• _Prompt_:
Could you extract every entry below and reproduce it exactly?

Records from a collection

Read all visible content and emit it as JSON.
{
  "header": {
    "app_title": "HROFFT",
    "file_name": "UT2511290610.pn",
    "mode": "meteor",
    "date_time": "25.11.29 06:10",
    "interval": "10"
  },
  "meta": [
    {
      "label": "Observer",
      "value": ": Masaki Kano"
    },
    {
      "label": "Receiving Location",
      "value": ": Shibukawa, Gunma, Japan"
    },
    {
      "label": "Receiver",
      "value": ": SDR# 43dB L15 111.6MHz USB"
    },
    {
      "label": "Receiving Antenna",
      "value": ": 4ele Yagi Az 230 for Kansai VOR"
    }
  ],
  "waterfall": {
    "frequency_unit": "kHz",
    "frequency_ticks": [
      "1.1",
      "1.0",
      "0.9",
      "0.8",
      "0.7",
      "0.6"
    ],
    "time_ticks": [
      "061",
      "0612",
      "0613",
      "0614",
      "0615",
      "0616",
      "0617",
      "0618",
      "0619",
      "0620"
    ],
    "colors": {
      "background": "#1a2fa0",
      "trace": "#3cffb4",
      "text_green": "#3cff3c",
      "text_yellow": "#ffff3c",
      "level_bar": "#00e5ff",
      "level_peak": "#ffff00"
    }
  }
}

• _Exercise result_:
Read all visible content and emit it as JSON.
{
  "header": {
    "app_title": "HROFFT",
    "file_name": "UT2511290610.pn",
    "mode": "meteor",
    "date_time": "25.11.29 06:10",
    "interval": "10"
  },
  "meta": [
    {
      "label": "Observer",
      "value": ": Masaki Kano"
    },
    {
      "label": "Receiving Location",
      "value": ": Shibukawa, Gunma, Japan"
    },
    {
      "label": "Receiver",
      "value": ": SDR# 43dB L15 111.6MHz USB"
    },
    {
      "label": "Receiving Antenna",
      "value": ": 4ele Yagi Az 230 for Kansai VOR"
    }
  ],
  "waterfall": {
    "frequency_unit": "kHz",
    "frequency_ticks": [
      "1.1",
      "1.0",
      "0.9",
      "0.8",
      "0.7",
      "0.6"
    ],
    "time_ticks": [
      "061",
      "0612",
      "0613",
      "0614",
      "0615",
      "0616",
      "0617",
      "0618",
      "0619",
      "0620"
    ],
    "colors": {
      "background": "#1a2fa0",
      "trace": "#3cffb4",
      "text_green": "#3cff3c",
      "text_yellow": "#ffff3c",
      "level_bar": "#00e5ff",
      "level_peak": "#ffff00"
    }
  }
}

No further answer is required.